### Required task
Copy out the complete listing, word for word.

┄┄┄┄┄┄

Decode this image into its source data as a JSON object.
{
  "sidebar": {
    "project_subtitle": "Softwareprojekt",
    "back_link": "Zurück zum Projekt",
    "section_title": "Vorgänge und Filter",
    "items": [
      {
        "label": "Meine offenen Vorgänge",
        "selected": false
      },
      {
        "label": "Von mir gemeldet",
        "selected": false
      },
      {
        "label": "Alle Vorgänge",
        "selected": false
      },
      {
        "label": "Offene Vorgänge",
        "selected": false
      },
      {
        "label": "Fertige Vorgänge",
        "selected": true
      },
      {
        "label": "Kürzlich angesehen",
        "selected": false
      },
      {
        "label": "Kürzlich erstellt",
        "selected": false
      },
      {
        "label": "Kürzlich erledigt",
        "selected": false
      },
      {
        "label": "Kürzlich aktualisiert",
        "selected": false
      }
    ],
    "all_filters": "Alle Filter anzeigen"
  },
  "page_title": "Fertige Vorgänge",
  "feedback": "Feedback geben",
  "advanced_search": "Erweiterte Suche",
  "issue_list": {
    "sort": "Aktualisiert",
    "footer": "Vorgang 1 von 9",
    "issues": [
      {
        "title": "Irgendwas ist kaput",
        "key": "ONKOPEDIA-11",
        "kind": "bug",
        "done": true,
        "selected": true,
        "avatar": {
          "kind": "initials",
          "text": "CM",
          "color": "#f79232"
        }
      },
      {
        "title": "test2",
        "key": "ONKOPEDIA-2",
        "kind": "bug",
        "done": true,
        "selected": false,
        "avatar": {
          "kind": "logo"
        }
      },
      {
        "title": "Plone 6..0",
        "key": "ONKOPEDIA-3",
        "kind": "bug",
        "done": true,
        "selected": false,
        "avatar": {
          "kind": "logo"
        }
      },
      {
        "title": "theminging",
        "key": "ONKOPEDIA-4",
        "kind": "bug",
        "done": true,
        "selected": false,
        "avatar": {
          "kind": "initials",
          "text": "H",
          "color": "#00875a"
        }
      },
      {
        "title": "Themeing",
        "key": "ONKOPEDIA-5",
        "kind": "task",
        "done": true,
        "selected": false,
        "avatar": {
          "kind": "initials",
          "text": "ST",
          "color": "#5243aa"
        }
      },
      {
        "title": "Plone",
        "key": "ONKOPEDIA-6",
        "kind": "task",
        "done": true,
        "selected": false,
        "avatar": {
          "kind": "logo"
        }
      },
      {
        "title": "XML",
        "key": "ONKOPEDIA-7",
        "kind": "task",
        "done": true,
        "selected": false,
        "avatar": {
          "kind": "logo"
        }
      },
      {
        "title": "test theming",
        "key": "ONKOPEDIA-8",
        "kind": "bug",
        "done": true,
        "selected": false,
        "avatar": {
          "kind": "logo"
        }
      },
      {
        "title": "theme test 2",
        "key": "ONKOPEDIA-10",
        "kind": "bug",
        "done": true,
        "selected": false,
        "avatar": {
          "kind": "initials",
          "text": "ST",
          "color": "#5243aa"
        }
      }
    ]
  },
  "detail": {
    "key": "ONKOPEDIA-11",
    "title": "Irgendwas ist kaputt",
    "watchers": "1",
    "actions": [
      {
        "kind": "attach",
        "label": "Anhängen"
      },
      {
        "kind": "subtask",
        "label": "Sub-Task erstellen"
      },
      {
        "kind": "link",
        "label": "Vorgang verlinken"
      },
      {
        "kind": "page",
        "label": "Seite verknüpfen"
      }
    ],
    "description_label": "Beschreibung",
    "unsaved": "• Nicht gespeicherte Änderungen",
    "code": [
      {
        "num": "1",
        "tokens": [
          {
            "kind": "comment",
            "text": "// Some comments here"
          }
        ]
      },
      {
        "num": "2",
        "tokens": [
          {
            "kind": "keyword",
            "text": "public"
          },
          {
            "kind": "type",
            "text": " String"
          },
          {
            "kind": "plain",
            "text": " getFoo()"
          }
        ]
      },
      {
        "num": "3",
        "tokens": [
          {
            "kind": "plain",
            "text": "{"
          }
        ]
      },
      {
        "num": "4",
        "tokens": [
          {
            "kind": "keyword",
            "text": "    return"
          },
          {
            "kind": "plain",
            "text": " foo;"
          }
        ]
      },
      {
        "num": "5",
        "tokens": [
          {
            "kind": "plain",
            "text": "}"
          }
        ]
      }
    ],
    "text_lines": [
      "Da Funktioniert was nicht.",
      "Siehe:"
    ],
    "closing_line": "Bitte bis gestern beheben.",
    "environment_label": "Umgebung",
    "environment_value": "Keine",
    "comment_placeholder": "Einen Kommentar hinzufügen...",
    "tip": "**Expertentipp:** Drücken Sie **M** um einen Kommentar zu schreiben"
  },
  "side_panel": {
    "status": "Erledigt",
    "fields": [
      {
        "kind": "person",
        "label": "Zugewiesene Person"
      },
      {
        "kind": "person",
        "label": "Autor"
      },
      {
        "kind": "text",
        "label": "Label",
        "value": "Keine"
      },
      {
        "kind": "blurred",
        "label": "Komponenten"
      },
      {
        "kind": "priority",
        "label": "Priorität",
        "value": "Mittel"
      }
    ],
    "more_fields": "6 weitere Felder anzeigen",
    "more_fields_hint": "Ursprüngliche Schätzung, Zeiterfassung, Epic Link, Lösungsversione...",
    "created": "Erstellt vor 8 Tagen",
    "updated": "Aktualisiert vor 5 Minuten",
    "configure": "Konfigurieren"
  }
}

┄┄┄┄┄┄

### Response to this task
Decode this image into its source data as a JSON object.
{
  "sidebar": {
    "project_subtitle": "Softwareprojekt",
    "back_link": "Zurück zum Projekt",
    "section_title": "Vorgänge und Filter",
    "items": [
      {
        "label": "Meine offenen Vorgänge",
        "selected": false
      },
      {
        "label": "Von mir gemeldet",
        "selected": false
      },
      {
        "label": "Alle Vorgänge",
        "selected": false
      },
      {
        "label": "Offene Vorgänge",
        "selected": false
      },
      {
        "label": "Fertige Vorgänge",
        "selected": true
      },
      {
        "label": "Kürzlich angesehen",
        "selected": false
      },
      {
        "label": "Kürzlich erstellt",
        "selected": false
      },
      {
        "label": "Kürzlich erledigt",
        "selected": false
      },
      {
        "label": "Kürzlich aktualisiert",
        "selected": false
      }
    ],
    "all_filters": "Alle Filter anzeigen"
  },
  "page_title": "Fertige Vorgänge",
  "feedback": "Feedback geben",
  "advanced_search": "Erweiterte Suche",
  "issue_list": {
    "sort": "Aktualisiert",
    "footer": "Vorgang 1 von 9",
    "issues": [
      {
        "title": "Irgendwas ist kaput",
        "key": "ONKOPEDIA-11",
        "kind": "bug",
        "done": true,
        "selected": true,
        "avatar": {
          "kind": "initials",
          "text": "CM",
          "color": "#f79232"
        }
      },
      {
        "title": "test2",
        "key": "ONKOPEDIA-2",
        "kind": "bug",
        "done": true,
        "selected": false,
        "avatar": {
          "kind": "logo"
        }
      },
      {
        "title": "Plone 6..0",
        "key": "ONKOPEDIA-3",
        "kind": "bug",
        "done": true,
        "selected": false,
        "avatar": {
          "kind": "logo"
        }
      },
      {
        "title": "theminging",
        "key": "ONKOPEDIA-4",
        "kind": "bug",
        "done": true,
        "selected": false,
        "avatar": {
          "kind": "initials",
          "text": "H",
          "color": "#00875a"
        }
      },
      {
        "title": "Themeing",
        "key": "ONKOPEDIA-5",
        "kind": "task",
        "done": true,
        "selected": false,
        "avatar": {
          "kind": "initials",
          "text": "ST",
          "color": "#5243aa"
        }
      },
      {
        "title": "Plone",
        "key": "ONKOPEDIA-6",
        "kind": "task",
        "done": true,
        "selected": false,
        "avatar": {
          "kind": "logo"
        }
      },
      {
        "title": "XML",
        "key": "ONKOPEDIA-7",
        "kind": "task",
        "done": true,
        "selected": false,
        "avatar": {
          "kind": "logo"
        }
      },
      {
        "title": "test theming",
        "key": "ONKOPEDIA-8",
        "kind": "bug",
        "done": true,
        "selected": false,
        "avatar": {
          "kind": "logo"
        }
      },
      {
        "title": "theme test 2",
        "key": "ONKOPEDIA-10",
        "kind": "bug",
        "done": true,
        "selected": false,
        "avatar": {
          "kind": "initials",
          "text": "ST",
          "color": "#5243aa"
        }
      }
    ]
  },
  "detail": {
    "key": "ONKOPEDIA-11",
    "title": "Irgendwas ist kaputt",
    "watchers": "1",
    "actions": [
      {
        "kind": "attach",
        "label": "Anhängen"
      },
      {
        "kind": "subtask",
        "label": "Sub-Task erstellen"
      },
      {
        "kind": "link",
        "label": "Vorgang verlinken"
      },
      {
        "kind": "page",
        "label": "Seite verknüpfen"
      }
    ],
    "description_label": "Beschreibung",
    "unsaved": "• Nicht gespeicherte Änderungen",
    "code": [
      {
        "num": "1",
        "tokens": [
          {
            "kind": "comment",
            "text": "// Some comments here"
          }
        ]
      },
      {
        "num": "2",
        "tokens": [
          {
            "kind": "keyword",
            "text": "public"
          },
          {
            "kind": "type",
            "text": " String"
          },
          {
            "kind": "plain",
            "text": " getFoo()"
          }
        ]
      },
      {
        "num": "3",
        "tokens": [
          {
            "kind": "plain",
            "text": "{"
          }
        ]
      },
      {
        "num": "4",
        "tokens": [
          {
            "kind": "keyword",
            "text": "    return"
          },
          {
            "kind": "plain",
            "text": " foo;"
          }
        ]
      },
      {
        "num": "5",
        "tokens": [
          {
            "kind": "plain",
            "text": "}"
          }
        ]
      }
    ],
    "text_lines": [
      "Da Funktioniert was nicht.",
      "Siehe:"
    ],
    "closing_line": "Bitte bis gestern beheben.",
    "environment_label": "Umgebung",
    "environment_value": "Keine",
    "comment_placeholder": "Einen Kommentar hinzufügen...",
    "tip": "**Expertentipp:** Drücken Sie **M** um einen Kommentar zu schreiben"
  },
  "side_panel": {
    "status": "Erledigt",
    "fields": [
      {
        "kind": "person",
        "label": "Zugewiesene Person"
      },
      {
        "kind": "person",
        "label": "Autor"
      },
      {
        "kind": "text",
        "label": "Label",
        "value": "Keine"
      },
      {
        "kind": "blurred",
        "label": "Komponenten"
      },
      {
        "kind": "priority",
        "label": "Priorität",
        "value": "Mittel"
      }
    ],
    "more_fields": "6 weitere Felder anzeigen",
    "more_fields_hint": "Ursprüngliche Schätzung, Zeiterfassung, Epic Link, Lösungsversione...",
    "created": "Erstellt vor 8 Tagen",
    "updated": "Aktualisiert vor 5 Minuten",
    "configure": "Konfigurieren"
  }
}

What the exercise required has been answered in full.